## WHAT THE TASK REQUIRES
Find every line with the word "nich". Copy those lines.

## DATA SHOWN
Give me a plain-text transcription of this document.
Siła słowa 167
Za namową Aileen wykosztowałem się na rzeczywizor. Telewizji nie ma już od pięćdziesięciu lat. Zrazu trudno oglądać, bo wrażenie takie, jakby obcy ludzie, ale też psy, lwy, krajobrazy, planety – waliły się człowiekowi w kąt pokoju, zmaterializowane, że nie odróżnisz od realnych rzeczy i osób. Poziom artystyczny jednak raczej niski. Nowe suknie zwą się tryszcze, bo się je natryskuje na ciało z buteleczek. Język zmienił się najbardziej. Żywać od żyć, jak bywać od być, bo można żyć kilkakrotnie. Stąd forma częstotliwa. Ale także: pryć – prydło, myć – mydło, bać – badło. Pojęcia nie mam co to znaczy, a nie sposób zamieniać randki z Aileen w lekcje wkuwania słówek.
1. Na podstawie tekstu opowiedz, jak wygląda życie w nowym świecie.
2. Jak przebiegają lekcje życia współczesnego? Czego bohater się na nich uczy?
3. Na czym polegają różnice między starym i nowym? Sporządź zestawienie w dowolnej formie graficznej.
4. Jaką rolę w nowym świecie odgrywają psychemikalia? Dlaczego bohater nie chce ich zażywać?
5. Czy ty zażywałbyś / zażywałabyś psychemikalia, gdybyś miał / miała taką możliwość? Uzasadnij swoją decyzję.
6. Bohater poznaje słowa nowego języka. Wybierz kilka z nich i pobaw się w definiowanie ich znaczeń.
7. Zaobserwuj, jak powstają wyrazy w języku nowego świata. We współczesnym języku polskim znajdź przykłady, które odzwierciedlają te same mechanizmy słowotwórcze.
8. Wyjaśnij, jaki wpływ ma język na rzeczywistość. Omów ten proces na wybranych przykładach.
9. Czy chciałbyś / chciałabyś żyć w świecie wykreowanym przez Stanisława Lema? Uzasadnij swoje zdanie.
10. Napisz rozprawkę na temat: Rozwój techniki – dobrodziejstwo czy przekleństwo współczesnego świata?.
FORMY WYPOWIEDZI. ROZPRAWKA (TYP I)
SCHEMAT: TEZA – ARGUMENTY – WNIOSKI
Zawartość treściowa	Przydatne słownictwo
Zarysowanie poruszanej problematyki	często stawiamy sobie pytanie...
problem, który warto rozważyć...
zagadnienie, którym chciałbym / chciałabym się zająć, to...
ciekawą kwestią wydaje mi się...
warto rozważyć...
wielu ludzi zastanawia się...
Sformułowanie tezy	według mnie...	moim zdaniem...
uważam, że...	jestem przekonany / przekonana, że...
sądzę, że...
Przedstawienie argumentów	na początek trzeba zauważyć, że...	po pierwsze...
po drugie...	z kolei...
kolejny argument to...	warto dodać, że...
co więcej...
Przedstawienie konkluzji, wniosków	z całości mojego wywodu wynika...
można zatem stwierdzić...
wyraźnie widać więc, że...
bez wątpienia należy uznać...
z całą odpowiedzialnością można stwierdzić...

## RIGHT ANSWER
2. Jak przebiegają lekcje życia współczesnego? Czego bohater się na nich uczy?
6. Bohater poznaje słowa nowego języka. Wybierz kilka z nich i pobaw się w definiowanie ich znaczeń.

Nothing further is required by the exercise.